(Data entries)
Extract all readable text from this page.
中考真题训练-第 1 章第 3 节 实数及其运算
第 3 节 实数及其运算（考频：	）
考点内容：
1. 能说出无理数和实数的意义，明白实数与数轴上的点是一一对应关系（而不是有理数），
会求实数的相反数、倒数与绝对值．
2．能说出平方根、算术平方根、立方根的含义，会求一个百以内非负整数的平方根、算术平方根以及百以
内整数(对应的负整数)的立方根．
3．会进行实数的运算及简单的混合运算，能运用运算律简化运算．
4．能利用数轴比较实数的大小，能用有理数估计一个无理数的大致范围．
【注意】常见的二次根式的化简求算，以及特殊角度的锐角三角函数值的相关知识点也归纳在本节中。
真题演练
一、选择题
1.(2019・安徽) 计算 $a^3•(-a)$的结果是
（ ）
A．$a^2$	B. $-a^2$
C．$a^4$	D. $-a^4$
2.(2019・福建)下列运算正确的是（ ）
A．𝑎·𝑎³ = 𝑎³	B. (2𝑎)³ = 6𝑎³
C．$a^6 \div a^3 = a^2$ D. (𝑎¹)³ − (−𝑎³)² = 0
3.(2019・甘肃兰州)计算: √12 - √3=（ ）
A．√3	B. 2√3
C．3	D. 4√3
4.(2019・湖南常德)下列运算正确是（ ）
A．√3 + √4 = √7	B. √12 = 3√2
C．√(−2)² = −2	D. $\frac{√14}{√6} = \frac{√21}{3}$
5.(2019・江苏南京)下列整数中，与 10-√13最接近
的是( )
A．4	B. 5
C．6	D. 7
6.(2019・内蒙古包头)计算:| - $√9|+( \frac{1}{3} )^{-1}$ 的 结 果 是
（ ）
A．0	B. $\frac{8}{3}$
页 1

### OBJECTIVE
For this exercise, gather every line of the data that contains the word "frac".

### ANSWER TO THE TASK
C．√(−2)² = −2	D. $\frac{√14}{√6} = \frac{√21}{3}$
6.(2019・内蒙古包头)计算:| - $√9|+( \frac{1}{3} )^{-1}$ 的 结 果 是
A．0	B. $\frac{8}{3}$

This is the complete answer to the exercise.